(Entries with figure data)
::::
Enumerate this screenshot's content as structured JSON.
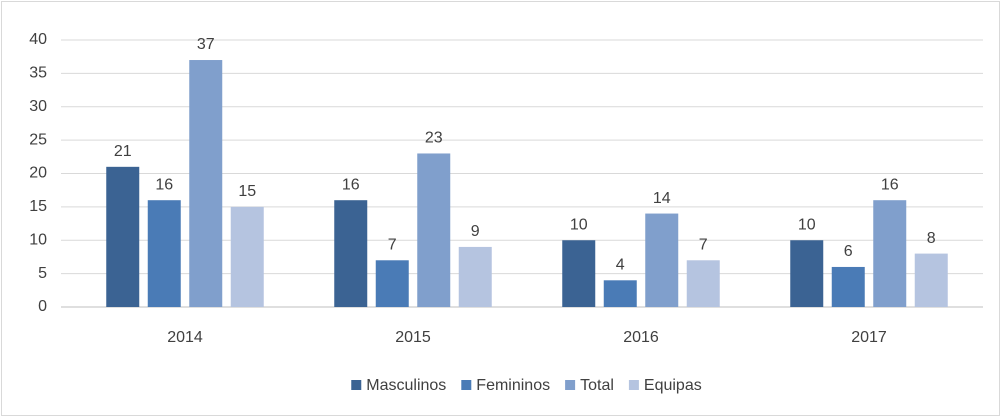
{
  "chart_data": {
    "type": "bar",
    "categories": [
      "2014",
      "2015",
      "2016",
      "2017"
    ],
    "series": [
      {
        "name": "Masculinos",
        "color": "#3b6393",
        "values": [
          21,
          16,
          10,
          10
        ]
      },
      {
        "name": "Femininos",
        "color": "#4a7bb6",
        "values": [
          16,
          7,
          4,
          6
        ]
      },
      {
        "name": "Total",
        "color": "#809fcc",
        "values": [
          37,
          23,
          14,
          16
        ]
      },
      {
        "name": "Equipas",
        "color": "#b5c4e0",
        "values": [
          15,
          9,
          7,
          8
        ]
      }
    ],
    "ylim": [
      0,
      40
    ],
    "yticks": [
      0,
      5,
      10,
      15,
      20,
      25,
      30,
      35,
      40
    ],
    "grid": true,
    "legend": "bottom",
    "data_labels": true
  }
}
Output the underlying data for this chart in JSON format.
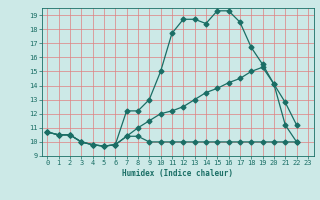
{
  "xlabel": "Humidex (Indice chaleur)",
  "bg_color": "#cce9e7",
  "grid_color": "#e08080",
  "line_color": "#1a6e65",
  "xlim": [
    -0.5,
    23.5
  ],
  "ylim": [
    9,
    19.5
  ],
  "yticks": [
    9,
    10,
    11,
    12,
    13,
    14,
    15,
    16,
    17,
    18,
    19
  ],
  "xticks": [
    0,
    1,
    2,
    3,
    4,
    5,
    6,
    7,
    8,
    9,
    10,
    11,
    12,
    13,
    14,
    15,
    16,
    17,
    18,
    19,
    20,
    21,
    22,
    23
  ],
  "line1_x": [
    0,
    1,
    2,
    3,
    4,
    5,
    6,
    7,
    8,
    9,
    10,
    11,
    12,
    13,
    14,
    15,
    16,
    17,
    18,
    19,
    20,
    21,
    22
  ],
  "line1_y": [
    10.7,
    10.5,
    10.5,
    10.0,
    9.8,
    9.7,
    9.8,
    10.4,
    10.4,
    10.0,
    10.0,
    10.0,
    10.0,
    10.0,
    10.0,
    10.0,
    10.0,
    10.0,
    10.0,
    10.0,
    10.0,
    10.0,
    10.0
  ],
  "line2_x": [
    0,
    1,
    2,
    3,
    4,
    5,
    6,
    7,
    8,
    9,
    10,
    11,
    12,
    13,
    14,
    15,
    16,
    17,
    18,
    19,
    20,
    21,
    22
  ],
  "line2_y": [
    10.7,
    10.5,
    10.5,
    10.0,
    9.8,
    9.7,
    9.8,
    12.2,
    12.2,
    13.0,
    15.0,
    17.7,
    18.7,
    18.7,
    18.4,
    19.3,
    19.3,
    18.5,
    16.7,
    15.5,
    14.1,
    12.8,
    11.2
  ],
  "line3_x": [
    0,
    1,
    2,
    3,
    4,
    5,
    6,
    7,
    8,
    9,
    10,
    11,
    12,
    13,
    14,
    15,
    16,
    17,
    18,
    19,
    20,
    21,
    22
  ],
  "line3_y": [
    10.7,
    10.5,
    10.5,
    10.0,
    9.8,
    9.7,
    9.8,
    10.4,
    11.0,
    11.5,
    12.0,
    12.2,
    12.5,
    13.0,
    13.5,
    13.8,
    14.2,
    14.5,
    15.0,
    15.3,
    14.1,
    11.2,
    10.0
  ]
}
::::
- What is required
Give back every line exactly as it stands, pictures excluded.

- Right answer
Enumerate this screenshot's content as structured JSON.
{
  "chart_data": {
    "type": "bar",
    "categories": [
      "2014",
      "2015",
      "2016",
      "2017"
    ],
    "series": [
      {
        "name": "Masculinos",
        "color": "#3b6393",
        "values": [
          21,
          16,
          10,
          10
        ]
      },
      {
        "name": "Femininos",
        "color": "#4a7bb6",
        "values": [
          16,
          7,
          4,
          6
        ]
      },
      {
        "name": "Total",
        "color": "#809fcc",
        "values": [
          37,
          23,
          14,
          16
        ]
      },
      {
        "name": "Equipas",
        "color": "#b5c4e0",
        "values": [
          15,
          9,
          7,
          8
        ]
      }
    ],
    "ylim": [
      0,
      40
    ],
    "yticks": [
      0,
      5,
      10,
      15,
      20,
      25,
      30,
      35,
      40
    ],
    "grid": true,
    "legend": "bottom",
    "data_labels": true
  }
}
Output the underlying data for this chart in JSON format.
{
  "xlabel": "Humidex (Indice chaleur)",
  "bg_color": "#cce9e7",
  "grid_color": "#e08080",
  "line_color": "#1a6e65",
  "xlim": [
    -0.5,
    23.5
  ],
  "ylim": [
    9,
    19.5
  ],
  "yticks": [
    9,
    10,
    11,
    12,
    13,
    14,
    15,
    16,
    17,
    18,
    19
  ],
  "xticks": [
    0,
    1,
    2,
    3,
    4,
    5,
    6,
    7,
    8,
    9,
    10,
    11,
    12,
    13,
    14,
    15,
    16,
    17,
    18,
    19,
    20,
    21,
    22,
    23
  ],
  "line1_x": [
    0,
    1,
    2,
    3,
    4,
    5,
    6,
    7,
    8,
    9,
    10,
    11,
    12,
    13,
    14,
    15,
    16,
    17,
    18,
    19,
    20,
    21,
    22
  ],
  "line1_y": [
    10.7,
    10.5,
    10.5,
    10.0,
    9.8,
    9.7,
    9.8,
    10.4,
    10.4,
    10.0,
    10.0,
    10.0,
    10.0,
    10.0,
    10.0,
    10.0,
    10.0,
    10.0,
    10.0,
    10.0,
    10.0,
    10.0,
    10.0
  ],
  "line2_x": [
    0,
    1,
    2,
    3,
    4,
    5,
    6,
    7,
    8,
    9,
    10,
    11,
    12,
    13,
    14,
    15,
    16,
    17,
    18,
    19,
    20,
    21,
    22
  ],
  "line2_y": [
    10.7,
    10.5,
    10.5,
    10.0,
    9.8,
    9.7,
    9.8,
    12.2,
    12.2,
    13.0,
    15.0,
    17.7,
    18.7,
    18.7,
    18.4,
    19.3,
    19.3,
    18.5,
    16.7,
    15.5,
    14.1,
    12.8,
    11.2
  ],
  "line3_x": [
    0,
    1,
    2,
    3,
    4,
    5,
    6,
    7,
    8,
    9,
    10,
    11,
    12,
    13,
    14,
    15,
    16,
    17,
    18,
    19,
    20,
    21,
    22
  ],
  "line3_y": [
    10.7,
    10.5,
    10.5,
    10.0,
    9.8,
    9.7,
    9.8,
    10.4,
    11.0,
    11.5,
    12.0,
    12.2,
    12.5,
    13.0,
    13.5,
    13.8,
    14.2,
    14.5,
    15.0,
    15.3,
    14.1,
    11.2,
    10.0
  ]
}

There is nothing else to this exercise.